[Stored items]
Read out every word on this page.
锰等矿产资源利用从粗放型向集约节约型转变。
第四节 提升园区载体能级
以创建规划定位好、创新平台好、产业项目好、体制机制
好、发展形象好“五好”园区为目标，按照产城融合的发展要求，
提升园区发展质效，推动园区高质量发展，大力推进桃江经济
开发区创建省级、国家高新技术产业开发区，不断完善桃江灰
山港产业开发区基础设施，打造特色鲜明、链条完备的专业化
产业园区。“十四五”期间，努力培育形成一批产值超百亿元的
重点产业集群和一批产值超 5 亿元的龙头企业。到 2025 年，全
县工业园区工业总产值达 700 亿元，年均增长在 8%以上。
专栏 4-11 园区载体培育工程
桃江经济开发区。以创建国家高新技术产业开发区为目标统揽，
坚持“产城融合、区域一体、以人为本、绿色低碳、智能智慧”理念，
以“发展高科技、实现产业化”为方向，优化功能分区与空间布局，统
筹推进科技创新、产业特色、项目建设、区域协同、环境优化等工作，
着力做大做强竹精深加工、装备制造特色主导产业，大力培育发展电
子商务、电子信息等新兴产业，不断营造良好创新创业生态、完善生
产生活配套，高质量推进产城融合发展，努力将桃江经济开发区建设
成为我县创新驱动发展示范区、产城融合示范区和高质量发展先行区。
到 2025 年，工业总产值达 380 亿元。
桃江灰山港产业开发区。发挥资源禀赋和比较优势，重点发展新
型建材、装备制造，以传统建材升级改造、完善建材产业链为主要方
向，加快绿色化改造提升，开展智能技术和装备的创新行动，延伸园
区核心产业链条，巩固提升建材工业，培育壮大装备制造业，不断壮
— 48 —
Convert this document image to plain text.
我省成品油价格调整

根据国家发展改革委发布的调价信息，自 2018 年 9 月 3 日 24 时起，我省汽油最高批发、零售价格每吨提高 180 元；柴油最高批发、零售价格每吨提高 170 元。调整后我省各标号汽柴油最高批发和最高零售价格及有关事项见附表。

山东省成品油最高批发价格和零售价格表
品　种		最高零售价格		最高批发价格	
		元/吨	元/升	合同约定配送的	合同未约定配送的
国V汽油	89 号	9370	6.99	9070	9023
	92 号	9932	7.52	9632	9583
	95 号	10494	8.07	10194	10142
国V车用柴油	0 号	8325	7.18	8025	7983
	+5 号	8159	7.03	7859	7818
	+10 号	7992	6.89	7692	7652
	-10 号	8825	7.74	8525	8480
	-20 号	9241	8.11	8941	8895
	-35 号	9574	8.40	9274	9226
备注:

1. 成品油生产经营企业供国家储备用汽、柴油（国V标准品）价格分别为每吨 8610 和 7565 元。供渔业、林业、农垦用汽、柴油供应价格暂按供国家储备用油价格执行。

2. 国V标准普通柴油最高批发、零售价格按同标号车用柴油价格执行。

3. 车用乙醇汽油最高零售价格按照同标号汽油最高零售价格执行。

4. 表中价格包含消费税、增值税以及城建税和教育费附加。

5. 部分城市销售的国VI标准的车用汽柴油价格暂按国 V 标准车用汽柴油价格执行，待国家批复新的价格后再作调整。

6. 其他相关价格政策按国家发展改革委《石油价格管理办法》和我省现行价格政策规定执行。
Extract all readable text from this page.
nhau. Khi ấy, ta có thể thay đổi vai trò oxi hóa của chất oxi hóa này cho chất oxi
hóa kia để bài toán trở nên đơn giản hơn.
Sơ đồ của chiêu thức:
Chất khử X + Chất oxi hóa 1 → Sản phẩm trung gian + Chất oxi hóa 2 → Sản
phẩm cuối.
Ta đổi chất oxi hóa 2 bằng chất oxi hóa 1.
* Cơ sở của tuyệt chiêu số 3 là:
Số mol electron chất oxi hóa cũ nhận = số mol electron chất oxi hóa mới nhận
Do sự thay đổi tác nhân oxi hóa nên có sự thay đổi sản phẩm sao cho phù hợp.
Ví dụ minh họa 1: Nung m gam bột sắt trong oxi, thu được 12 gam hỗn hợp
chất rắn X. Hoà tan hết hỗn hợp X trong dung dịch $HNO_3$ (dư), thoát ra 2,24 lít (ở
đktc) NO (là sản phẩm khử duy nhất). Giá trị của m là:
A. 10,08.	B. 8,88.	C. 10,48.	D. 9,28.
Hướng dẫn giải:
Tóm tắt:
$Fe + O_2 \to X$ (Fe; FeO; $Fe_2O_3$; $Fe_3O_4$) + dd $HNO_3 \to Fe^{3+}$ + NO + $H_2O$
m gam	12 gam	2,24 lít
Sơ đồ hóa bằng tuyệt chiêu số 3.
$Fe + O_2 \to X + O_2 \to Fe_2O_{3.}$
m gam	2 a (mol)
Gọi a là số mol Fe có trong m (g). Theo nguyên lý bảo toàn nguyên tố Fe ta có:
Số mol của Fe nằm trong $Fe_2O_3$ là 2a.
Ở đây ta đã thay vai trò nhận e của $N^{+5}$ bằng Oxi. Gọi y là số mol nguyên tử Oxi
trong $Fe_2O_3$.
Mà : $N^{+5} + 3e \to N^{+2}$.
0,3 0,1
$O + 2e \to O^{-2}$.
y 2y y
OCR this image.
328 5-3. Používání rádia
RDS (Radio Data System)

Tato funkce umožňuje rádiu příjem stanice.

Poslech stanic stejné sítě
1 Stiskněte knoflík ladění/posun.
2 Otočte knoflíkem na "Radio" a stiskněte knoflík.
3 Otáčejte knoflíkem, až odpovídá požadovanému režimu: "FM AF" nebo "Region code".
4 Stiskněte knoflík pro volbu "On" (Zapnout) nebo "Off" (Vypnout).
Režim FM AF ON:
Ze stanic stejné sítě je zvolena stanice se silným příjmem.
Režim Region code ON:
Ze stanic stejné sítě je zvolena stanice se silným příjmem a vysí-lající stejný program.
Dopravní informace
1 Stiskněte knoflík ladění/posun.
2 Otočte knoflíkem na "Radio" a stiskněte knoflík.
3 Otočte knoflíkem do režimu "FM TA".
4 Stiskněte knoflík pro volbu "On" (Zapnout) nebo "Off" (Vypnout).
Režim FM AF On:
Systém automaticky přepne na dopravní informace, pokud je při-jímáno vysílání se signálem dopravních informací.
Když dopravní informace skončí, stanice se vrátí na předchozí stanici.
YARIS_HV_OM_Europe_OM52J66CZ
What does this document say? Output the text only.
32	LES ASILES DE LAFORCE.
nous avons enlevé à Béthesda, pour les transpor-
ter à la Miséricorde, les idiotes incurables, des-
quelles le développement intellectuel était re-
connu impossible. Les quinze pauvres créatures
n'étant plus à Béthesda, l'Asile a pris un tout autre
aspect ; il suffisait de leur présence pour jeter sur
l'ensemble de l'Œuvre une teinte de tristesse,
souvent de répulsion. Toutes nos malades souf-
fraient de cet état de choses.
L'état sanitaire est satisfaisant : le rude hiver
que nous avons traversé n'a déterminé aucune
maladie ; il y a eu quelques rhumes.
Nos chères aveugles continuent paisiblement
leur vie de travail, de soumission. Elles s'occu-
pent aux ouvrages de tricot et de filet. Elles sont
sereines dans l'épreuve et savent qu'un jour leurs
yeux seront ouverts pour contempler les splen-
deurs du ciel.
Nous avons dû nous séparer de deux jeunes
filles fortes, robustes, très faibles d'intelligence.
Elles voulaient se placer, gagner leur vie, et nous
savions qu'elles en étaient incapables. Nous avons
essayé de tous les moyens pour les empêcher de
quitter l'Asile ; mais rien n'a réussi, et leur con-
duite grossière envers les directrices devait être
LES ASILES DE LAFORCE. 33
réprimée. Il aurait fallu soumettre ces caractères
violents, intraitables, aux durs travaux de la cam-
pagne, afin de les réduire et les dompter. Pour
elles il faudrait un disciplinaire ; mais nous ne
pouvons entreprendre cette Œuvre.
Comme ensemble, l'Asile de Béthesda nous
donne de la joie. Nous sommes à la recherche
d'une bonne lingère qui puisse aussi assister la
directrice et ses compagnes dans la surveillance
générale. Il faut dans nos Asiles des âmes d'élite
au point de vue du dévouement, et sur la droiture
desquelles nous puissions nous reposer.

» **DIRECTION**:
Using the data above, copy each line that contains "trong".

» **ANSWER**:
Ví dụ minh họa 1: Nung m gam bột sắt trong oxi, thu được 12 gam hỗn hợp
chất rắn X. Hoà tan hết hỗn hợp X trong dung dịch $HNO_3$ (dư), thoát ra 2,24 lít (ở
Gọi a là số mol Fe có trong m (g). Theo nguyên lý bảo toàn nguyên tố Fe ta có:
Số mol của Fe nằm trong $Fe_2O_3$ là 2a.
trong $Fe_2O_3$.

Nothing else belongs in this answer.